**Short task 1**
In the excerpt on distraction and Moses' rod, how many years of experience did Moses have with his rod?
**Short task 2**
Decide whether each statement agrees with the excerpt on distraction and Moses' rod, answering yes or no and quoting the deciding words: (a) Before God changed his thought, Moses used his rod for self-defense. (b) The tail is part of the serpent. (c) We can still pray while we are distracted.
**Short task 3**
Pick up the excerpt on distraction and Moses' rod after its final sentence and continue it.

**Excerpted text**
--- --- ---

The object of any distraction is the serpent. This object is never the subject (the cause or purpose) of the error that makes us fail. We fail because we are distracted. While we are distracted, we cannot pray, we cannot hear God, and we cannot heal. Looking at the object and trying to figure out its derivation and purpose cannot bring us closure. Even from Eve's first noticing of an object of desire in the mist, the charade of objects has always been a mistake.

Before God changed Moses' thought about the proper operation of a shepherd's rod, he had wielded his weapon as a means of self-defense and as a help in guiding and caring for his flock. With forty years experience, he must have become quite adept at using his intelligence and physical prowess in handling that singular tool. Then, in a moment of divine hearing, God commanded him to throw it on the ground. As soon as he did so, all those years of learned skills were worthless. Moses was at a loss when his own personal intelligence was of no use. In this illustration, the serpent's head is the rod; its tail that immediately follows in the trail of events is fear and helplessness. The tail is never part of the serpent. Humbly helpless before God, Moses opened his ears, heart, and mind to divine intelligence and power. He heard Christ say, "Take it by the tail," that is to say, 'handle your fear.' "Wisdom bade him come back and handle the serpent, and then Moses' fear departed" (SH 321:10). "The illusion of Moses lost its power to alarm him, when he discovered that what he apparently saw was really but a phase of mortal belief" (SH 321:16). This discovery gave him real peace, assurance, and power with God. The rod became a spiritual staff upon which to lean, enabling him to supersede Pharaoh's stubborn arrogance.

--- --- ---

**Entries shown**

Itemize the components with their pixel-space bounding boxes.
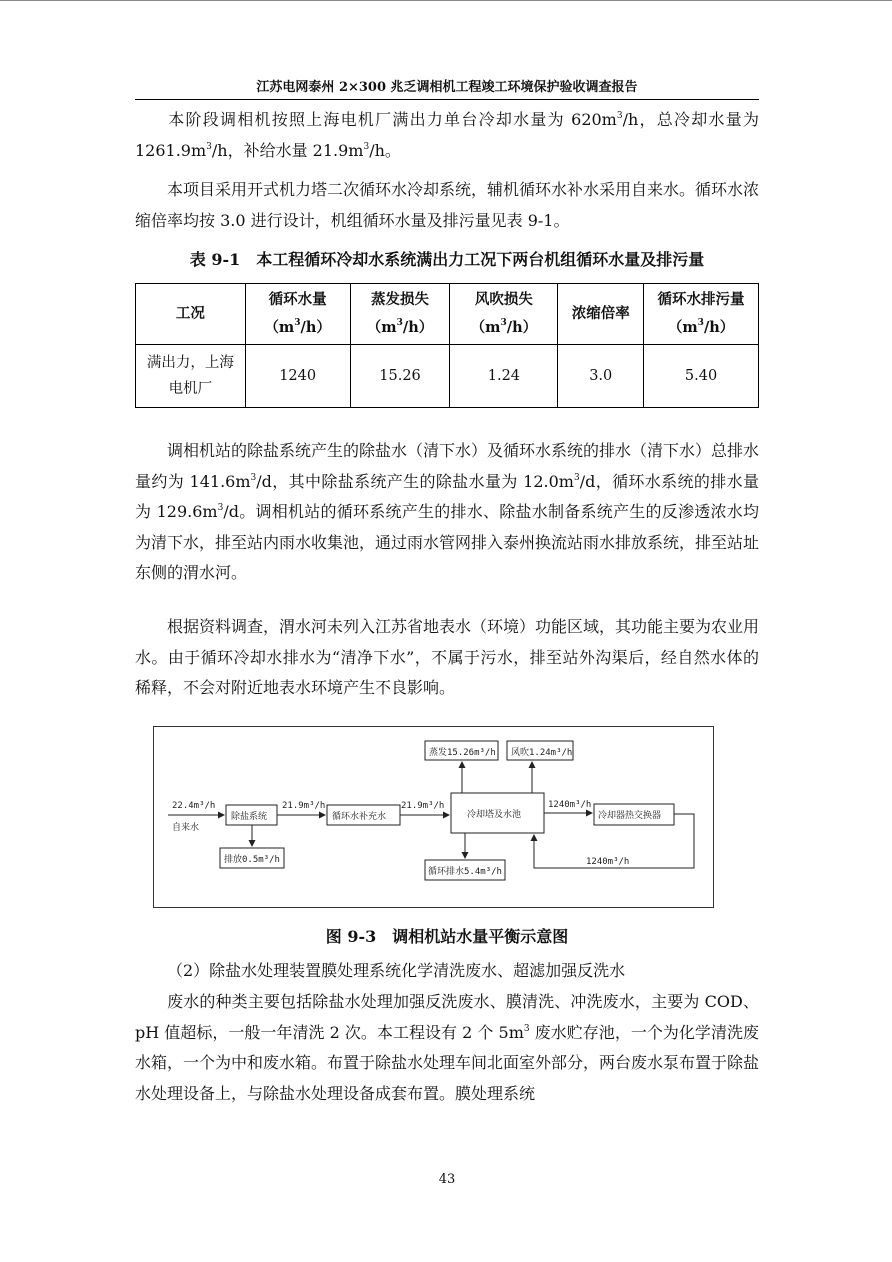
cell-condition	[136, 345, 246, 408]
superscript: 3	[250, 472, 257, 483]
text-segment: /d，其中除盐系统产生的除盐水量为 12.0m	[256, 471, 574, 491]
superscript: 3	[363, 141, 370, 152]
water-volume-table	[135, 283, 759, 408]
page-number: 43	[438, 1172, 456, 1187]
superscript: 3	[500, 318, 507, 328]
flow3-label: 1240m³/h	[548, 800, 592, 810]
cell-evaporation-loss: 15.26	[350, 345, 450, 408]
text-segment: 本阶段调相机按照上海电机厂满出力单台冷却水量为 620m	[167, 110, 617, 129]
superscript: 3	[206, 141, 212, 152]
text-segment: 废水的种类主要包括除盐水处理加强反洗废水、膜清洗、冲洗废水，主要为 COD、pH 值超标，一般一年清洗 2 次。本工程设有 2 个 5m	[135, 992, 759, 1042]
table-row	[136, 345, 759, 408]
unit-text: （m	[366, 319, 397, 336]
text-segment: /d。调相机站的循环系统产生的排水、除盐水制备系统产生的反渗透浓水均为清下水，排至站内雨水收集池，通过雨水管网排入泰州换流站雨水排放系统，排至站址东侧的渭水河。	[135, 502, 760, 582]
superscript: 3	[697, 318, 704, 328]
makeup-water-label: 循环水补充水	[332, 812, 387, 822]
cell-concentration-ratio: 3.0	[558, 345, 644, 408]
superscript: 3	[523, 1023, 530, 1034]
header-condition: 工况	[136, 284, 246, 345]
cooling-tower-label: 冷却塔及水池	[467, 810, 522, 820]
superscript: 3	[573, 472, 580, 483]
superscript: 3	[396, 318, 403, 328]
header-wind-loss	[450, 284, 558, 345]
cell-circulating-volume: 1240	[245, 345, 350, 408]
paragraph-river	[135, 612, 759, 704]
header-evaporation-loss	[350, 284, 450, 345]
table-title: 表 9-1 本工程循环冷却水系统满出力工况下两台机组循环水量及排污量	[189, 250, 705, 269]
evaporation-label: 蒸发15.26m³/h	[429, 748, 496, 758]
cell-text: 满出力，上海	[146, 355, 234, 371]
header-label: 循环水量	[268, 291, 327, 308]
return-flow-label: 1240m³/h	[586, 857, 630, 867]
desalination-label: 除盐系统	[231, 812, 268, 822]
unit-text: /h）	[300, 319, 331, 336]
figure-caption: 图 9-3 调相机站水量平衡示意图	[325, 927, 569, 946]
section-heading	[135, 956, 759, 987]
discharge-label: 排放0.5m³/h	[224, 855, 280, 865]
superscript: 3	[294, 318, 301, 328]
blowdown-label: 循环排水5.4m³/h	[428, 867, 502, 877]
unit-text: （m	[667, 319, 698, 336]
header-blowdown-volume	[644, 284, 759, 345]
header-label: 循环水排污量	[657, 291, 745, 308]
header-label: 蒸发损失	[371, 291, 430, 308]
unit-text: /h）	[506, 319, 538, 336]
wind-loss-label: 风吹1.24m³/h	[511, 748, 573, 758]
table-header-row	[136, 284, 759, 345]
text-segment: （2）除盐水处理装置膜处理系统化学清洗废水、超滤加强反洗水	[167, 961, 626, 980]
flow2-label: 21.9m³/h	[401, 801, 445, 811]
water-balance-diagram	[153, 726, 714, 908]
diagram-svg	[154, 727, 713, 907]
paragraph-cooling-system	[135, 175, 759, 236]
cell-blowdown-volume: 5.40	[644, 345, 759, 408]
heat-exchanger-label: 冷却器热交换器	[598, 811, 662, 821]
header-concentration-ratio: 浓缩倍率	[558, 284, 644, 345]
superscript: 3	[616, 111, 623, 121]
header-circulating-volume	[245, 284, 350, 345]
superscript: 3	[217, 503, 224, 513]
paragraph-wastewater	[135, 987, 759, 1109]
unit-text: /h）	[402, 319, 434, 336]
paragraph-drainage	[135, 436, 759, 589]
source-label: 自来水	[172, 823, 200, 833]
header-label: 风吹损失	[474, 291, 533, 308]
unit-text: /h）	[703, 319, 735, 336]
text-segment: 本项目采用开式机力塔二次循环水冷却系统，辅机循环水补水采用自来水。循环水浓缩倍率均按 3.0 进行设计，机组循环水量及排污量见表 9-1。	[135, 180, 760, 230]
paragraph-cooling-water	[135, 105, 759, 166]
flow1-label: 21.9m³/h	[282, 801, 326, 811]
page-header: 江苏电网泰州 2×300 兆乏调相机工程竣工环境保护验收调查报告	[256, 80, 638, 95]
top-border-line	[0, 0, 892, 1]
cell-text: 电机厂	[168, 381, 213, 397]
unit-text: （m	[470, 319, 501, 336]
inflow-label: 22.4m³/h	[172, 801, 216, 811]
text-segment: /h。	[369, 140, 401, 160]
cell-wind-loss: 1.24	[450, 345, 558, 408]
text-segment: 调相机站的除盐系统产生的除盐水（清下水）及循环水系统的排水（清下水）总排水量约为 141.6m	[135, 441, 760, 491]
text-segment: /h，总冷却水量为 1261.9m	[135, 110, 759, 160]
header-rule	[135, 99, 759, 100]
unit-text: （m	[264, 319, 295, 336]
text-segment: /d，循环水系统的排水量为 129.6m	[135, 471, 759, 521]
text-segment: /h，补给水量 21.9m	[211, 140, 364, 160]
text-segment: 废水贮存池，一个为化学清洗废水箱，一个为中和废水箱。布置于除盐水处理车间北面室外部分，两台废水泵布置于除盐水处理设备上，与除盐水处理设备成套布置。膜处理系统	[135, 1022, 760, 1103]
text-segment: 根据资料调查，渭水河未列入江苏省地表水（环境）功能区域，其功能主要为农业用水。由于循环冷却水排水为“清净下水”，不属于污水，排至站外沟渠后，经自然水体的稀释，不会对附近地表水环境产生不良影响。	[135, 617, 760, 697]
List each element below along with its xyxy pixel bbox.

--- --- ---

**Result 1**
Forty years.

**Result 2**
(a) Yes: "he had wielded his weapon as a means of self-defense"
(b) No: "The tail is never part of the serpent."
(c) No: "While we are distracted, we cannot pray"

**Result 3**
In Mary Baker Eddy's illustrated poem, Christ and Christmas, she illustrates how to take the serpent by the tail in the third plate, titled Seeking and Finding.

"Seeking and Finding".

This woman has given up her personal ego - thrown down her rod - or it would not have become a serpent. The serpent is behind her because she has turned from it and is being drawn toward spiritual sense and away from material dependency. She is focused on the Scripture, which is illumined by the seven-pointed star, her halo, and by the lamp that is trimmed and bright, alluding to Jesus' parable of the five wise virgins waiting for the Bridegroom (see Matt 25). Her right hand (spiritual strength or rod of power) is under the Bible. Is she searching for the spiritual cause underlying her illumined consciousness and finding it without the effect of fear? Yes!

As long as we think of our body as an object, either to love or hate, we think we need to look at it and care for it, all the time being afraid for it, because it seems to change without our consent: growing, feeling, hurting, and aging. Like the children of Israel in Egypt, we have become ensnared in the belief that we are helpless before the authority of matter, but it is only fear that binds us to mind and body. From this vantage point, our sensual body is the serpent's head. What would the serpent expect to see? More serpents: childlike, beautiful, sick, old, and dying. The world is also an object of our own thought that would make us believe we are confined to a planet full of contradictions. All these material objects create the mental disturbance that perpetuates itself. Jesus rebuked the arrogance of serpent thought this way: "Ye are of your father the devil, and the lusts of your father ye will do. He was a murderer from the beginning, and abode not in the truth, because there is no truth in him. When he speaketh a lie, he speaketh of his own: for he is a liar, and the father of it" (John 8:44). We master the body by taking it by the tail - understanding that we are not an object of fear or container of serpents.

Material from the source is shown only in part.